GIVEN RECORDS ->
=-=-=-=-=

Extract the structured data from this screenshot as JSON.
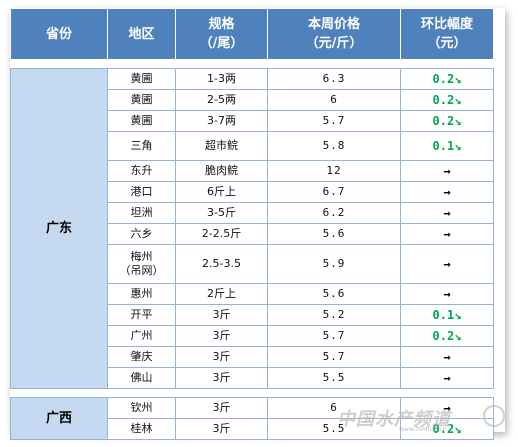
{
  "table": {
    "headers": {
      "province": "省份",
      "region": "地区",
      "spec": [
        "规格",
        "（/尾）"
      ],
      "price": [
        "本周价格",
        "（元/斤）"
      ],
      "change": [
        "环比幅度",
        "（元）"
      ]
    },
    "groups": [
      {
        "province": "广东",
        "rows": [
          {
            "region": "黄圃",
            "spec": "1-3两",
            "price": "6.3",
            "change": "0.2↘",
            "trend": "down"
          },
          {
            "region": "黄圃",
            "spec": "2-5两",
            "price": "6",
            "change": "0.2↘",
            "trend": "down"
          },
          {
            "region": "黄圃",
            "spec": "3-7两",
            "price": "5.7",
            "change": "0.2↘",
            "trend": "down"
          },
          {
            "region": "三角",
            "spec": "超市鲩",
            "price": "5.8",
            "change": "0.1↘",
            "trend": "down"
          },
          {
            "region": "东升",
            "spec": "脆肉鲩",
            "price": "12",
            "change": "→",
            "trend": "flat"
          },
          {
            "region": "港口",
            "spec": "6斤上",
            "price": "6.7",
            "change": "→",
            "trend": "flat"
          },
          {
            "region": "坦洲",
            "spec": "3-5斤",
            "price": "6.2",
            "change": "→",
            "trend": "flat"
          },
          {
            "region": "六乡",
            "spec": "2-2.5斤",
            "price": "5.6",
            "change": "→",
            "trend": "flat"
          },
          {
            "region": "梅州",
            "region2": "（吊网）",
            "spec": "2.5-3.5",
            "price": "5.9",
            "change": "→",
            "trend": "flat"
          },
          {
            "region": "惠州",
            "spec": "2斤上",
            "price": "5.6",
            "change": "→",
            "trend": "flat"
          },
          {
            "region": "开平",
            "spec": "3斤",
            "price": "5.2",
            "change": "0.1↘",
            "trend": "down"
          },
          {
            "region": "广州",
            "spec": "3斤",
            "price": "5.7",
            "change": "0.2↘",
            "trend": "down"
          },
          {
            "region": "肇庆",
            "spec": "3斤",
            "price": "5.7",
            "change": "→",
            "trend": "flat"
          },
          {
            "region": "佛山",
            "spec": "3斤",
            "price": "5.5",
            "change": "→",
            "trend": "flat"
          }
        ]
      },
      {
        "province": "广西",
        "rows": [
          {
            "region": "钦州",
            "spec": "3斤",
            "price": "6",
            "change": "→",
            "trend": "flat"
          },
          {
            "region": "桂林",
            "spec": "3斤",
            "price": "5.5",
            "change": "0.2↘",
            "trend": "down"
          }
        ]
      }
    ]
  },
  "watermark": {
    "text": "中国水产频道",
    "url": "www.fishfirst.cn"
  },
  "colors": {
    "header_bg": "#4f81bd",
    "province_bg": "#c5d9f1",
    "border": "#95b3d7",
    "down": "#00a650"
  }
}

=-=-=-=-=

EXERCISE DESCRIPTION -> Reproduce the full listing above verbatim, with no pictures included.

RESPONSE TO THIS TASK ->
Extract the structured data from this screenshot as JSON.
{
  "table": {
    "headers": {
      "province": "省份",
      "region": "地区",
      "spec": [
        "规格",
        "（/尾）"
      ],
      "price": [
        "本周价格",
        "（元/斤）"
      ],
      "change": [
        "环比幅度",
        "（元）"
      ]
    },
    "groups": [
      {
        "province": "广东",
        "rows": [
          {
            "region": "黄圃",
            "spec": "1-3两",
            "price": "6.3",
            "change": "0.2↘",
            "trend": "down"
          },
          {
            "region": "黄圃",
            "spec": "2-5两",
            "price": "6",
            "change": "0.2↘",
            "trend": "down"
          },
          {
            "region": "黄圃",
            "spec": "3-7两",
            "price": "5.7",
            "change": "0.2↘",
            "trend": "down"
          },
          {
            "region": "三角",
            "spec": "超市鲩",
            "price": "5.8",
            "change": "0.1↘",
            "trend": "down"
          },
          {
            "region": "东升",
            "spec": "脆肉鲩",
            "price": "12",
            "change": "→",
            "trend": "flat"
          },
          {
            "region": "港口",
            "spec": "6斤上",
            "price": "6.7",
            "change": "→",
            "trend": "flat"
          },
          {
            "region": "坦洲",
            "spec": "3-5斤",
            "price": "6.2",
            "change": "→",
            "trend": "flat"
          },
          {
            "region": "六乡",
            "spec": "2-2.5斤",
            "price": "5.6",
            "change": "→",
            "trend": "flat"
          },
          {
            "region": "梅州",
            "region2": "（吊网）",
            "spec": "2.5-3.5",
            "price": "5.9",
            "change": "→",
            "trend": "flat"
          },
          {
            "region": "惠州",
            "spec": "2斤上",
            "price": "5.6",
            "change": "→",
            "trend": "flat"
          },
          {
            "region": "开平",
            "spec": "3斤",
            "price": "5.2",
            "change": "0.1↘",
            "trend": "down"
          },
          {
            "region": "广州",
            "spec": "3斤",
            "price": "5.7",
            "change": "0.2↘",
            "trend": "down"
          },
          {
            "region": "肇庆",
            "spec": "3斤",
            "price": "5.7",
            "change": "→",
            "trend": "flat"
          },
          {
            "region": "佛山",
            "spec": "3斤",
            "price": "5.5",
            "change": "→",
            "trend": "flat"
          }
        ]
      },
      {
        "province": "广西",
        "rows": [
          {
            "region": "钦州",
            "spec": "3斤",
            "price": "6",
            "change": "→",
            "trend": "flat"
          },
          {
            "region": "桂林",
            "spec": "3斤",
            "price": "5.5",
            "change": "0.2↘",
            "trend": "down"
          }
        ]
      }
    ]
  },
  "watermark": {
    "text": "中国水产频道",
    "url": "www.fishfirst.cn"
  },
  "colors": {
    "header_bg": "#4f81bd",
    "province_bg": "#c5d9f1",
    "border": "#95b3d7",
    "down": "#00a650"
  }
}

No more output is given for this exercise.